TASKS TO PERFORM:
(A) From the COVID Watch passage, list every program, tool, or platform it names.
(B) According to the COVID Watch passage, what position does Mohan Balachandran hold?
(C) Reproduce the part of the COVID Watch passage starting at "With that in" and ending at "developed at Penn.".

With that in mind, around the second week of March, Asch brought up the idea to Mohan Balachandran, the chief operating officer of Way to Health, the automated, web-based platform that BreatheBetterTogether runs on, that was developed at Penn.

“We got together because we knew the outbreak was coming and we knew we needed to start talking about how to handle it,” Balachandran said.

While COVID Watch is based off BBT, Balachandran said it wasn’t just a simple relaunch of the same tool. While the team was able to leverage BBT’s baseline questions to get a better understanding of what COVID Watch should ask, the new team needed to come up with their own protocols.

For example, when patients with COPD who were monitored through BBT needed escalated care, that involved contact with a respiratory therapist and, sometimes, the dispatch of a nurse to the patient’s home for treatment. The program could also run with relatively few clinicians. But COVID Watch needed a much larger pool of clinicians to watch over patients and, to help maintain social distancing, the program needed to rely much more on telemedicine. When it looks like patients need more help, they are referred to Penn Medicine OnDemand — another program developed by the Innovation Center — for a video chat or phone call where staff assess their symptoms and direct them to the hospital, if need be.

DATASET EXTRACT:
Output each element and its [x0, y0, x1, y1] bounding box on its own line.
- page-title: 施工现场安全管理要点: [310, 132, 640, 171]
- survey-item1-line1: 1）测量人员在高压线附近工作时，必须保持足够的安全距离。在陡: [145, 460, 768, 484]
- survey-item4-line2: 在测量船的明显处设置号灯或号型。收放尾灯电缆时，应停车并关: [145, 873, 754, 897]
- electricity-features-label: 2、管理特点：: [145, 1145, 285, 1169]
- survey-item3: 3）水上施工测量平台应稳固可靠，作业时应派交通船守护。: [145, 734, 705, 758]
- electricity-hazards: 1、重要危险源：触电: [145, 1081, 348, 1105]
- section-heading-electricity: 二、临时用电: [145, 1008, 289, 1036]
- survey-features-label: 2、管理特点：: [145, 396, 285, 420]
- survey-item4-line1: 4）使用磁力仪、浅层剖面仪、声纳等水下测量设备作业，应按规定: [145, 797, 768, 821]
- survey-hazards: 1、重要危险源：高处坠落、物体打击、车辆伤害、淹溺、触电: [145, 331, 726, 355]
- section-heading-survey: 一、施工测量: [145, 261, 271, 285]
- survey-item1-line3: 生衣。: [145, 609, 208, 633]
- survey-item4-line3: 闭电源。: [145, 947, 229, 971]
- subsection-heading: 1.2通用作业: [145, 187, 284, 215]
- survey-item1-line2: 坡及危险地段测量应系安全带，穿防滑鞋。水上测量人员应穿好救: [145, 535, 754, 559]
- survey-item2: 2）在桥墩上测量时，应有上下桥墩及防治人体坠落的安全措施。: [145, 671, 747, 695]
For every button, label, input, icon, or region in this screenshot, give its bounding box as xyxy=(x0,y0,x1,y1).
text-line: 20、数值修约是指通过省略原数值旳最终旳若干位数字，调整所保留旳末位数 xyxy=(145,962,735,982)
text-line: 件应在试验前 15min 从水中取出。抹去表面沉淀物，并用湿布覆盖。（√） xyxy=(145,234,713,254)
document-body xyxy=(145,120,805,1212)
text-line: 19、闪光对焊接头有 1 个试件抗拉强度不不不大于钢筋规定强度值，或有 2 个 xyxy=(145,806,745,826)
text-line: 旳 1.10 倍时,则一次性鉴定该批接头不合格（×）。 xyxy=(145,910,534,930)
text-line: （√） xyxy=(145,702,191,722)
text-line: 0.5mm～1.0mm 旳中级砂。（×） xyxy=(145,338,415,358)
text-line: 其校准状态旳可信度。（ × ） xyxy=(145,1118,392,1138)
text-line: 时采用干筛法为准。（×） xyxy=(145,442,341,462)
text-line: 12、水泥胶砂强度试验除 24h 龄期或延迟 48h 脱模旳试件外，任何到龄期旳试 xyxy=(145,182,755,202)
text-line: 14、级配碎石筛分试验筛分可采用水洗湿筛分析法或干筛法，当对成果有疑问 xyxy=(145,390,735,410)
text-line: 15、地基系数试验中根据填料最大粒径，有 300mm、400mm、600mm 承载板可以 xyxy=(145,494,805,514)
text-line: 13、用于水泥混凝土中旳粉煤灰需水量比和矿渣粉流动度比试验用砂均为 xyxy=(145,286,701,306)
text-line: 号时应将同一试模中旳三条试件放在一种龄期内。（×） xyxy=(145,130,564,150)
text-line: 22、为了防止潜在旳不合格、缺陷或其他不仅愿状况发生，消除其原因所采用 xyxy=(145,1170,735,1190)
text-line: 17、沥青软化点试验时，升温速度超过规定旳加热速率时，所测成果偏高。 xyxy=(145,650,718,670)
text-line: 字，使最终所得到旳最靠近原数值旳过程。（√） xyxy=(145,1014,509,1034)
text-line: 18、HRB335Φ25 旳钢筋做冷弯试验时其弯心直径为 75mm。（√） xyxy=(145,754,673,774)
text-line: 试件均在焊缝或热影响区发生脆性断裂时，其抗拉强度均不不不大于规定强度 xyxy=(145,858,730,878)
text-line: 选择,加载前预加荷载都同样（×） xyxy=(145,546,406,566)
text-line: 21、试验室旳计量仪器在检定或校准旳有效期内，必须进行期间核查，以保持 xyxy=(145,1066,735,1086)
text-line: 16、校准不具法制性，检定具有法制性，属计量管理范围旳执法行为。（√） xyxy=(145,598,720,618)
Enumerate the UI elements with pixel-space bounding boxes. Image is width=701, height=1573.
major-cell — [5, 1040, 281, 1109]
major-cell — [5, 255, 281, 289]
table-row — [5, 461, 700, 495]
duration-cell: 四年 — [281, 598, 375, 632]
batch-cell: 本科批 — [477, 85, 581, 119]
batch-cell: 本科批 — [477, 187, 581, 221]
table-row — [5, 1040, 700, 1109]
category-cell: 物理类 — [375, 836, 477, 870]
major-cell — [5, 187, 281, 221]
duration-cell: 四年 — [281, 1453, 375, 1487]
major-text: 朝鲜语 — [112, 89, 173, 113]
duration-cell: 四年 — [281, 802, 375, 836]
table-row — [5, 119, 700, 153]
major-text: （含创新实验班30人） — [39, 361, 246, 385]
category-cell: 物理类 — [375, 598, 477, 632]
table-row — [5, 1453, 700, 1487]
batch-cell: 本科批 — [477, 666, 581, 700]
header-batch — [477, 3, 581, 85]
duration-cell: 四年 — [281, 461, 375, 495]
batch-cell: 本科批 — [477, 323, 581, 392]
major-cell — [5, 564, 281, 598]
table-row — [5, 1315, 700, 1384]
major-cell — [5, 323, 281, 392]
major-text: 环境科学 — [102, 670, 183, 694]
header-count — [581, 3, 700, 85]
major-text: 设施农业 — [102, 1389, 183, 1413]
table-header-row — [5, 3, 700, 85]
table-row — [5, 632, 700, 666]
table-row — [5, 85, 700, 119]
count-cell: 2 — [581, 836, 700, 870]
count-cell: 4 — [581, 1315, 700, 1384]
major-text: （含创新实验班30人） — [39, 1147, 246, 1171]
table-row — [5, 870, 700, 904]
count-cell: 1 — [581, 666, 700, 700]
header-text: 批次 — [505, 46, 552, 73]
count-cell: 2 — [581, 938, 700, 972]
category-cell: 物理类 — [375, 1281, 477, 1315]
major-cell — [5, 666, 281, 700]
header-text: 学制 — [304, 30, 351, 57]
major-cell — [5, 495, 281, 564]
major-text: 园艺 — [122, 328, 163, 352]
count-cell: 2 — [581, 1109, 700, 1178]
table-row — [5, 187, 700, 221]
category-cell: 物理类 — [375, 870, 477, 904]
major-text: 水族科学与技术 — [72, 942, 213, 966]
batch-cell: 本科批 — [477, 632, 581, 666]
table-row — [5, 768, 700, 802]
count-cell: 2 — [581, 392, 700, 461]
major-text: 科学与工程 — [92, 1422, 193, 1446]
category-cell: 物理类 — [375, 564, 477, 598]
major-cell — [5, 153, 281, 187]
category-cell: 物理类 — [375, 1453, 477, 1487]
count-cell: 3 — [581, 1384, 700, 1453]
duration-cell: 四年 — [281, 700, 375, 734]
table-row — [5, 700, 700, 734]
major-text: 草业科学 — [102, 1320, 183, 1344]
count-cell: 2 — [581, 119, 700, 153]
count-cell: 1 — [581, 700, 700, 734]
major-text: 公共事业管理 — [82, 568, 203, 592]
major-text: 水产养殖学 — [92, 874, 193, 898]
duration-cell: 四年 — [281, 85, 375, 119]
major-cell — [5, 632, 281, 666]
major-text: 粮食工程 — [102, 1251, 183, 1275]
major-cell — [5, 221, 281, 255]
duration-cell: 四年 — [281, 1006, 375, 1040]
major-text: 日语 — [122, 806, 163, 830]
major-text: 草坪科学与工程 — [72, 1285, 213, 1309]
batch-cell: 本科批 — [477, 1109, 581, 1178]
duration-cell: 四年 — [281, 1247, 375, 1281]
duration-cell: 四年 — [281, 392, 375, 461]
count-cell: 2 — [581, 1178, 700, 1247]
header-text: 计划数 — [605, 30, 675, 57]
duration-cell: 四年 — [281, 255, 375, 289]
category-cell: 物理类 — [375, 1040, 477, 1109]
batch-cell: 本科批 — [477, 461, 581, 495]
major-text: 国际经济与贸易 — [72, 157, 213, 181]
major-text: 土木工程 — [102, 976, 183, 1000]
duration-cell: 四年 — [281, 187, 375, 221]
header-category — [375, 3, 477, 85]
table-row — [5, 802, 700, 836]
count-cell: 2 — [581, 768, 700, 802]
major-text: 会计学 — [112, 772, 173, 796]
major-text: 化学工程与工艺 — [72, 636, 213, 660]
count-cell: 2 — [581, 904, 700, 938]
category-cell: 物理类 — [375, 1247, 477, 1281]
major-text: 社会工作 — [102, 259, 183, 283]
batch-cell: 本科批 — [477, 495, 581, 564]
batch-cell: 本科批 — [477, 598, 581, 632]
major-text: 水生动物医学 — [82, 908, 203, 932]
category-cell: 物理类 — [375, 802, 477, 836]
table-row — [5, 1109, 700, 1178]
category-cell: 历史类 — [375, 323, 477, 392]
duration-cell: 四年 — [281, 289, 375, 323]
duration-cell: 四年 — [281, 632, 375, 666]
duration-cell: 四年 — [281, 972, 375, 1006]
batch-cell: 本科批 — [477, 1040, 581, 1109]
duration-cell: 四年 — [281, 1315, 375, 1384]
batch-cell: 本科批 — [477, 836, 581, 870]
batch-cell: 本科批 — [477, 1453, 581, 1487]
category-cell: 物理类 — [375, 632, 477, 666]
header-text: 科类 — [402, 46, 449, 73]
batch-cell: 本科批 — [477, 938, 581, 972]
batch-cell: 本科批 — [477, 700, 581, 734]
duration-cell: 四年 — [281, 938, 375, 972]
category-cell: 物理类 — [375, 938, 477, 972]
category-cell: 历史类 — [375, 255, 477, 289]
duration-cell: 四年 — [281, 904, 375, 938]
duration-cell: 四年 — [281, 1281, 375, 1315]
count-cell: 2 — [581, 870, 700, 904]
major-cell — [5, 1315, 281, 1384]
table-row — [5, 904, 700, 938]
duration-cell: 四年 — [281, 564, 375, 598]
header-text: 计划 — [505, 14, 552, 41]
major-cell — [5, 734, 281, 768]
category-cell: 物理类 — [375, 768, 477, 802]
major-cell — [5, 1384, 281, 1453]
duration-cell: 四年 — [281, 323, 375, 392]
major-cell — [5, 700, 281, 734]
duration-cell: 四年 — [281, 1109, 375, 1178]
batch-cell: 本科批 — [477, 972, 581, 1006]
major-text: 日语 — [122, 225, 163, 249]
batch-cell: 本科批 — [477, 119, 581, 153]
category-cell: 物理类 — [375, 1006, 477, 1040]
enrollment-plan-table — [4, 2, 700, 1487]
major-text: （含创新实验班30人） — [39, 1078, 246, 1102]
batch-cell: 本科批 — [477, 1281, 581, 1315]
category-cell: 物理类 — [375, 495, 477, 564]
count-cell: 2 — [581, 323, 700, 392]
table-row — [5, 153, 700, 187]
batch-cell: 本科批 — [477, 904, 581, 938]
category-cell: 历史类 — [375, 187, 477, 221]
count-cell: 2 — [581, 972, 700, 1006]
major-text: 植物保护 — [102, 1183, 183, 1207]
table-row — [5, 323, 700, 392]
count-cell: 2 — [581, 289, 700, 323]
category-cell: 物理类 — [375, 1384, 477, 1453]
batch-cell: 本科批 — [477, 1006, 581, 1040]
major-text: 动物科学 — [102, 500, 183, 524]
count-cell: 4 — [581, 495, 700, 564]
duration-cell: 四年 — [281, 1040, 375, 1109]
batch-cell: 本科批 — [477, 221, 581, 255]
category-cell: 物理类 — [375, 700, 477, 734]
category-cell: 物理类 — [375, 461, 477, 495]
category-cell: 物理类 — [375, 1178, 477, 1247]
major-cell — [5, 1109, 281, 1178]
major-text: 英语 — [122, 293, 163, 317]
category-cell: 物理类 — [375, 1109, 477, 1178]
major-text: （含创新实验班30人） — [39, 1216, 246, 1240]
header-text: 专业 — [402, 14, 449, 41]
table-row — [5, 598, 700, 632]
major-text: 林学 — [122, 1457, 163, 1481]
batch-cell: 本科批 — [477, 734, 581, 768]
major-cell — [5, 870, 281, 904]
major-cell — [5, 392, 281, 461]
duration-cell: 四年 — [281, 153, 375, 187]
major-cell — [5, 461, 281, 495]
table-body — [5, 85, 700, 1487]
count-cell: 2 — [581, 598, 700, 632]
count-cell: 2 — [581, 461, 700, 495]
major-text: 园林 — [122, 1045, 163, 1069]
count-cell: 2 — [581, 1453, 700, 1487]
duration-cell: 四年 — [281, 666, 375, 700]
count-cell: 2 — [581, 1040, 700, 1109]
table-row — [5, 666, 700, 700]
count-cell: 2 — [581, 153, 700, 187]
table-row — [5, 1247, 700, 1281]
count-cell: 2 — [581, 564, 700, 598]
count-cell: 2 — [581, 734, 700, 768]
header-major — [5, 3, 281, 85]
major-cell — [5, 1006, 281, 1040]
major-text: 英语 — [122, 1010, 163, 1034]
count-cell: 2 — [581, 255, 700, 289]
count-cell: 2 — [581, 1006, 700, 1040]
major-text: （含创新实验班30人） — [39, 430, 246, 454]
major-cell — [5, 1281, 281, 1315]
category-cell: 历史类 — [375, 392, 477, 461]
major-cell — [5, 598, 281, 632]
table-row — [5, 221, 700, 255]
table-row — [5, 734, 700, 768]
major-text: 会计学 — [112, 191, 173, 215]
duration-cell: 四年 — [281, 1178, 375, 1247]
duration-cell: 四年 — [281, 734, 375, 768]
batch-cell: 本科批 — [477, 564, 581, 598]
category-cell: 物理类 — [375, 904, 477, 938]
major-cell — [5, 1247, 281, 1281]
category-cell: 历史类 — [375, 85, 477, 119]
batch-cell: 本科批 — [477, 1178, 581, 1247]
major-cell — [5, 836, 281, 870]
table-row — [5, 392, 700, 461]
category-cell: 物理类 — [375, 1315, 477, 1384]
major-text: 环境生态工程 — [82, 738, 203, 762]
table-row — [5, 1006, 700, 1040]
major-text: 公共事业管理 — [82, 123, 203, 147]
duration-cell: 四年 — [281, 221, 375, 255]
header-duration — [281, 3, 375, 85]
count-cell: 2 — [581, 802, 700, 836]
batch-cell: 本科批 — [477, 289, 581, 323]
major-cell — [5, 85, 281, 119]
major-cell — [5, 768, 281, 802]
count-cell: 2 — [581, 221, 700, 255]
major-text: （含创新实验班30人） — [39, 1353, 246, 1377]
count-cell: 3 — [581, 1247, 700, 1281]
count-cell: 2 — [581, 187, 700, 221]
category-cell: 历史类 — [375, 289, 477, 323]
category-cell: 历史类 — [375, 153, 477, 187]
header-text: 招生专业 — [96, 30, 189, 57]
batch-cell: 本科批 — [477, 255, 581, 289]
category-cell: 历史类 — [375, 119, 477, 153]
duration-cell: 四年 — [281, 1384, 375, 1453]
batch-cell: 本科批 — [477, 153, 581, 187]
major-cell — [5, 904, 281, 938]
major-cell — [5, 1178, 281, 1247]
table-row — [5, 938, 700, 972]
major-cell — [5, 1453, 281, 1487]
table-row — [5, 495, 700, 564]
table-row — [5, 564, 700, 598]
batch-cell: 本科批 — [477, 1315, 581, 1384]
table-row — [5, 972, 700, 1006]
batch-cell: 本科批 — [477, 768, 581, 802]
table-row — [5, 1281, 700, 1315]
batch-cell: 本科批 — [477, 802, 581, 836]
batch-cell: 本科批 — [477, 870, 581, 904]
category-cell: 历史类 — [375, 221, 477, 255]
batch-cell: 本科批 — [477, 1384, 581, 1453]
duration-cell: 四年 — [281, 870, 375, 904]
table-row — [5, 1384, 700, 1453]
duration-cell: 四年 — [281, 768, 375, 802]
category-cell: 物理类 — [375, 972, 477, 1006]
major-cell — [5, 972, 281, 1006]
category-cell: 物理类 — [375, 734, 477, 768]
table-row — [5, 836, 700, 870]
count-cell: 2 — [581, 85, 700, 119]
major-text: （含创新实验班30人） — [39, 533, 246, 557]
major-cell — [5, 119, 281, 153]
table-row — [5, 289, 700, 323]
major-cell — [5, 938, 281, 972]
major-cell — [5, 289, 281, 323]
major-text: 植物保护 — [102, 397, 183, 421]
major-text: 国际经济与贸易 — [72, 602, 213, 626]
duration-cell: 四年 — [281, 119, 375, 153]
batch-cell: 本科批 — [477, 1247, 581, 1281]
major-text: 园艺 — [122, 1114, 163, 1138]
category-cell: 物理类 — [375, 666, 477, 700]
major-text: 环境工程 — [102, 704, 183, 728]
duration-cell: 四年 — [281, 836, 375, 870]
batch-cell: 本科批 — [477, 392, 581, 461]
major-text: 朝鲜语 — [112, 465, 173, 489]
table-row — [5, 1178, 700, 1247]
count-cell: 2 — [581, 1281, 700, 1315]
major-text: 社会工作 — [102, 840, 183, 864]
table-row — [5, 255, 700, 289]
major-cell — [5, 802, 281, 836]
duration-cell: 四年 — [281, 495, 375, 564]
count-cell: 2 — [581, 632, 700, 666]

SOLUTIONS IN ORDER:
(A)
Way to Health
BreatheBetterTogether (BBT)
COVID Watch
Penn Medicine OnDemand

(B) He is the chief operating officer of Way to Health.

(C)
With that in mind, around the second week of March, Asch brought up the idea to Mohan Balachandran, the chief operating officer of Way to Health, the automated, web-based platform that BreatheBetterTogether runs on, that was developed at Penn.